- TASK OBJECTIVE -
Restate every entry word for word.

[Dataset excerpts]
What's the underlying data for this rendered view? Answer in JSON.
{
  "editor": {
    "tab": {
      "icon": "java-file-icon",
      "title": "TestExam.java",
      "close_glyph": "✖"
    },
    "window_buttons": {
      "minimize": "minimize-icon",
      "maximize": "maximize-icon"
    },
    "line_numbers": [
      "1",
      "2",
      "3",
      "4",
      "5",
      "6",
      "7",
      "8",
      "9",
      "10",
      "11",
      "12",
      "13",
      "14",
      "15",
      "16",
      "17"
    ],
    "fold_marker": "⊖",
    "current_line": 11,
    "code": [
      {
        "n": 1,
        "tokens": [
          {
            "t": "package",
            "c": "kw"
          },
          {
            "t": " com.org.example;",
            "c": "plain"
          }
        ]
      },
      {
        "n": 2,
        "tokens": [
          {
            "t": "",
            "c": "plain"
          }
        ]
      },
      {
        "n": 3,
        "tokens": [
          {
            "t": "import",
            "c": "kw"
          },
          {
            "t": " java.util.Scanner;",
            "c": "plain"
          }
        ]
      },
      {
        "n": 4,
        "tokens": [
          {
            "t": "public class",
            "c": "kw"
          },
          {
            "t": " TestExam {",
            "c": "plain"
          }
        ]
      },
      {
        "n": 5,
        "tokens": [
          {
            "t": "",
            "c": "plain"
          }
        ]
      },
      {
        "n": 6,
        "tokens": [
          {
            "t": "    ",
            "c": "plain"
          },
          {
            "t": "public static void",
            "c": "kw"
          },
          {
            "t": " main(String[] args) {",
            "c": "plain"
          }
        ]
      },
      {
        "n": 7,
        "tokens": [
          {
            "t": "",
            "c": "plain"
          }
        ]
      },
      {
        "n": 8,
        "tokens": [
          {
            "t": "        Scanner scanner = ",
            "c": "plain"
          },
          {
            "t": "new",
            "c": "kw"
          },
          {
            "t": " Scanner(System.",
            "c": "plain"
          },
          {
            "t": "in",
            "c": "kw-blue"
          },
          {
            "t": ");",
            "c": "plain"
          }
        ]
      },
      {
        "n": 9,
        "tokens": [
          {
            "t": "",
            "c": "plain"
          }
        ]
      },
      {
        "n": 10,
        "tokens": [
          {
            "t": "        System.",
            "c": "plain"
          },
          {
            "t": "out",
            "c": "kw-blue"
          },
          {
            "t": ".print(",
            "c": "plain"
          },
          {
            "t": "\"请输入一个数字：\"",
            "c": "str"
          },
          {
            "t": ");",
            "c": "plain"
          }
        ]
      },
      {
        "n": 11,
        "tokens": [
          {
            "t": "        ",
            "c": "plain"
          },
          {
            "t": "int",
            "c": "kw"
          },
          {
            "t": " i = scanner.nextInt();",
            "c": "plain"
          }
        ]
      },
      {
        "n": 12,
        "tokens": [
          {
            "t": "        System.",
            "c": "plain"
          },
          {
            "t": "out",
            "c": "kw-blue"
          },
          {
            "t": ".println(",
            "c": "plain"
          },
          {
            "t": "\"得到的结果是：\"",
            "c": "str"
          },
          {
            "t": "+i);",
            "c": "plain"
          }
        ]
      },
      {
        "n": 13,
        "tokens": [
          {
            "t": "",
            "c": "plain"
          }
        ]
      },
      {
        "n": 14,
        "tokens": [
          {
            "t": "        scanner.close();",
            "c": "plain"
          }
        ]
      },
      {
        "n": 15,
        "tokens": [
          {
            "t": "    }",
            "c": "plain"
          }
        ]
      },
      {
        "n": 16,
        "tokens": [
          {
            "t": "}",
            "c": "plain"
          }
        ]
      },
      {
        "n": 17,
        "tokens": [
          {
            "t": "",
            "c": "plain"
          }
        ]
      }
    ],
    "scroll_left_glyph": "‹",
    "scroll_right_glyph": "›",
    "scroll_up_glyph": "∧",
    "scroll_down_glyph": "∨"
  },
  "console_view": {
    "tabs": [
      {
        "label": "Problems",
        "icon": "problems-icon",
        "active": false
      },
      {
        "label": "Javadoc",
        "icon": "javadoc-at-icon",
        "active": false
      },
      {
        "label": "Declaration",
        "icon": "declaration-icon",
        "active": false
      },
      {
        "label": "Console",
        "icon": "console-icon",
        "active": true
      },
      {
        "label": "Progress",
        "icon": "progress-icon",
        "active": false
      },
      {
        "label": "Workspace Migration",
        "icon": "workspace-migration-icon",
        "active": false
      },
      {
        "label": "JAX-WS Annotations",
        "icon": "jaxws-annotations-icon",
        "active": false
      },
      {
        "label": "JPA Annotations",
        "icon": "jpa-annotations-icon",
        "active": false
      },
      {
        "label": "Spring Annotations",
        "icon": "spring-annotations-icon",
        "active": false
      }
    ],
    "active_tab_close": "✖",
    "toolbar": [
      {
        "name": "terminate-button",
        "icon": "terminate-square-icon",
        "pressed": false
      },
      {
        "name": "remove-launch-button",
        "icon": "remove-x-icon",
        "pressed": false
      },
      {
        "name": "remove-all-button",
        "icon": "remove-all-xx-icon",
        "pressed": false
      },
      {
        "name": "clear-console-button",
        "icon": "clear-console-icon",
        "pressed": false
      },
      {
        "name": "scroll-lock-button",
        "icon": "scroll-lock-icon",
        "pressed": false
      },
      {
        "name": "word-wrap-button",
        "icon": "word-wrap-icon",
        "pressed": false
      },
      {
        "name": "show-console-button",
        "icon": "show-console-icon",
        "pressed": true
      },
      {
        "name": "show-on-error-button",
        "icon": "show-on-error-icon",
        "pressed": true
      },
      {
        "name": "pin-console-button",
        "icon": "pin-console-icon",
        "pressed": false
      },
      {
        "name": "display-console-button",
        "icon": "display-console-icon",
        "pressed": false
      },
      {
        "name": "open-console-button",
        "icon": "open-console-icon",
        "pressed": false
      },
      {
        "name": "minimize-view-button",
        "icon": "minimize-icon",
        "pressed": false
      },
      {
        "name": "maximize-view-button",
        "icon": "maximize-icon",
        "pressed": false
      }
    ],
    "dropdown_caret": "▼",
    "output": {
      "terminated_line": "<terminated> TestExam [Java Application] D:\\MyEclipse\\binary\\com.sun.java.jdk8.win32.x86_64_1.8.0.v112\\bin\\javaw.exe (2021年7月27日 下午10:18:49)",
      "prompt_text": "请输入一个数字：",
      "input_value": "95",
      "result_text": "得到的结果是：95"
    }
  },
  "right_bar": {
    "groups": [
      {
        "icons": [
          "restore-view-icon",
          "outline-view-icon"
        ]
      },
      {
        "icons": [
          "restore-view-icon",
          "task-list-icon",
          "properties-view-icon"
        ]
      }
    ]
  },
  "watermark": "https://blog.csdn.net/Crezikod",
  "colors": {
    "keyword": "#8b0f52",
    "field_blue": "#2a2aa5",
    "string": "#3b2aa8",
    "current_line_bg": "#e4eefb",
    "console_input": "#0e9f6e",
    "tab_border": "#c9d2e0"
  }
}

- SOLUTION TO THE PROBLEM -
What's the underlying data for this rendered view? Answer in JSON.
{
  "editor": {
    "tab": {
      "icon": "java-file-icon",
      "title": "TestExam.java",
      "close_glyph": "✖"
    },
    "window_buttons": {
      "minimize": "minimize-icon",
      "maximize": "maximize-icon"
    },
    "line_numbers": [
      "1",
      "2",
      "3",
      "4",
      "5",
      "6",
      "7",
      "8",
      "9",
      "10",
      "11",
      "12",
      "13",
      "14",
      "15",
      "16",
      "17"
    ],
    "fold_marker": "⊖",
    "current_line": 11,
    "code": [
      {
        "n": 1,
        "tokens": [
          {
            "t": "package",
            "c": "kw"
          },
          {
            "t": " com.org.example;",
            "c": "plain"
          }
        ]
      },
      {
        "n": 2,
        "tokens": [
          {
            "t": "",
            "c": "plain"
          }
        ]
      },
      {
        "n": 3,
        "tokens": [
          {
            "t": "import",
            "c": "kw"
          },
          {
            "t": " java.util.Scanner;",
            "c": "plain"
          }
        ]
      },
      {
        "n": 4,
        "tokens": [
          {
            "t": "public class",
            "c": "kw"
          },
          {
            "t": " TestExam {",
            "c": "plain"
          }
        ]
      },
      {
        "n": 5,
        "tokens": [
          {
            "t": "",
            "c": "plain"
          }
        ]
      },
      {
        "n": 6,
        "tokens": [
          {
            "t": "    ",
            "c": "plain"
          },
          {
            "t": "public static void",
            "c": "kw"
          },
          {
            "t": " main(String[] args) {",
            "c": "plain"
          }
        ]
      },
      {
        "n": 7,
        "tokens": [
          {
            "t": "",
            "c": "plain"
          }
        ]
      },
      {
        "n": 8,
        "tokens": [
          {
            "t": "        Scanner scanner = ",
            "c": "plain"
          },
          {
            "t": "new",
            "c": "kw"
          },
          {
            "t": " Scanner(System.",
            "c": "plain"
          },
          {
            "t": "in",
            "c": "kw-blue"
          },
          {
            "t": ");",
            "c": "plain"
          }
        ]
      },
      {
        "n": 9,
        "tokens": [
          {
            "t": "",
            "c": "plain"
          }
        ]
      },
      {
        "n": 10,
        "tokens": [
          {
            "t": "        System.",
            "c": "plain"
          },
          {
            "t": "out",
            "c": "kw-blue"
          },
          {
            "t": ".print(",
            "c": "plain"
          },
          {
            "t": "\"请输入一个数字：\"",
            "c": "str"
          },
          {
            "t": ");",
            "c": "plain"
          }
        ]
      },
      {
        "n": 11,
        "tokens": [
          {
            "t": "        ",
            "c": "plain"
          },
          {
            "t": "int",
            "c": "kw"
          },
          {
            "t": " i = scanner.nextInt();",
            "c": "plain"
          }
        ]
      },
      {
        "n": 12,
        "tokens": [
          {
            "t": "        System.",
            "c": "plain"
          },
          {
            "t": "out",
            "c": "kw-blue"
          },
          {
            "t": ".println(",
            "c": "plain"
          },
          {
            "t": "\"得到的结果是：\"",
            "c": "str"
          },
          {
            "t": "+i);",
            "c": "plain"
          }
        ]
      },
      {
        "n": 13,
        "tokens": [
          {
            "t": "",
            "c": "plain"
          }
        ]
      },
      {
        "n": 14,
        "tokens": [
          {
            "t": "        scanner.close();",
            "c": "plain"
          }
        ]
      },
      {
        "n": 15,
        "tokens": [
          {
            "t": "    }",
            "c": "plain"
          }
        ]
      },
      {
        "n": 16,
        "tokens": [
          {
            "t": "}",
            "c": "plain"
          }
        ]
      },
      {
        "n": 17,
        "tokens": [
          {
            "t": "",
            "c": "plain"
          }
        ]
      }
    ],
    "scroll_left_glyph": "‹",
    "scroll_right_glyph": "›",
    "scroll_up_glyph": "∧",
    "scroll_down_glyph": "∨"
  },
  "console_view": {
    "tabs": [
      {
        "label": "Problems",
        "icon": "problems-icon",
        "active": false
      },
      {
        "label": "Javadoc",
        "icon": "javadoc-at-icon",
        "active": false
      },
      {
        "label": "Declaration",
        "icon": "declaration-icon",
        "active": false
      },
      {
        "label": "Console",
        "icon": "console-icon",
        "active": true
      },
      {
        "label": "Progress",
        "icon": "progress-icon",
        "active": false
      },
      {
        "label": "Workspace Migration",
        "icon": "workspace-migration-icon",
        "active": false
      },
      {
        "label": "JAX-WS Annotations",
        "icon": "jaxws-annotations-icon",
        "active": false
      },
      {
        "label": "JPA Annotations",
        "icon": "jpa-annotations-icon",
        "active": false
      },
      {
        "label": "Spring Annotations",
        "icon": "spring-annotations-icon",
        "active": false
      }
    ],
    "active_tab_close": "✖",
    "toolbar": [
      {
        "name": "terminate-button",
        "icon": "terminate-square-icon",
        "pressed": false
      },
      {
        "name": "remove-launch-button",
        "icon": "remove-x-icon",
        "pressed": false
      },
      {
        "name": "remove-all-button",
        "icon": "remove-all-xx-icon",
        "pressed": false
      },
      {
        "name": "clear-console-button",
        "icon": "clear-console-icon",
        "pressed": false
      },
      {
        "name": "scroll-lock-button",
        "icon": "scroll-lock-icon",
        "pressed": false
      },
      {
        "name": "word-wrap-button",
        "icon": "word-wrap-icon",
        "pressed": false
      },
      {
        "name": "show-console-button",
        "icon": "show-console-icon",
        "pressed": true
      },
      {
        "name": "show-on-error-button",
        "icon": "show-on-error-icon",
        "pressed": true
      },
      {
        "name": "pin-console-button",
        "icon": "pin-console-icon",
        "pressed": false
      },
      {
        "name": "display-console-button",
        "icon": "display-console-icon",
        "pressed": false
      },
      {
        "name": "open-console-button",
        "icon": "open-console-icon",
        "pressed": false
      },
      {
        "name": "minimize-view-button",
        "icon": "minimize-icon",
        "pressed": false
      },
      {
        "name": "maximize-view-button",
        "icon": "maximize-icon",
        "pressed": false
      }
    ],
    "dropdown_caret": "▼",
    "output": {
      "terminated_line": "<terminated> TestExam [Java Application] D:\\MyEclipse\\binary\\com.sun.java.jdk8.win32.x86_64_1.8.0.v112\\bin\\javaw.exe (2021年7月27日 下午10:18:49)",
      "prompt_text": "请输入一个数字：",
      "input_value": "95",
      "result_text": "得到的结果是：95"
    }
  },
  "right_bar": {
    "groups": [
      {
        "icons": [
          "restore-view-icon",
          "outline-view-icon"
        ]
      },
      {
        "icons": [
          "restore-view-icon",
          "task-list-icon",
          "properties-view-icon"
        ]
      }
    ]
  },
  "watermark": "https://blog.csdn.net/Crezikod",
  "colors": {
    "keyword": "#8b0f52",
    "field_blue": "#2a2aa5",
    "string": "#3b2aa8",
    "current_line_bg": "#e4eefb",
    "console_input": "#0e9f6e",
    "tab_border": "#c9d2e0"
  }
}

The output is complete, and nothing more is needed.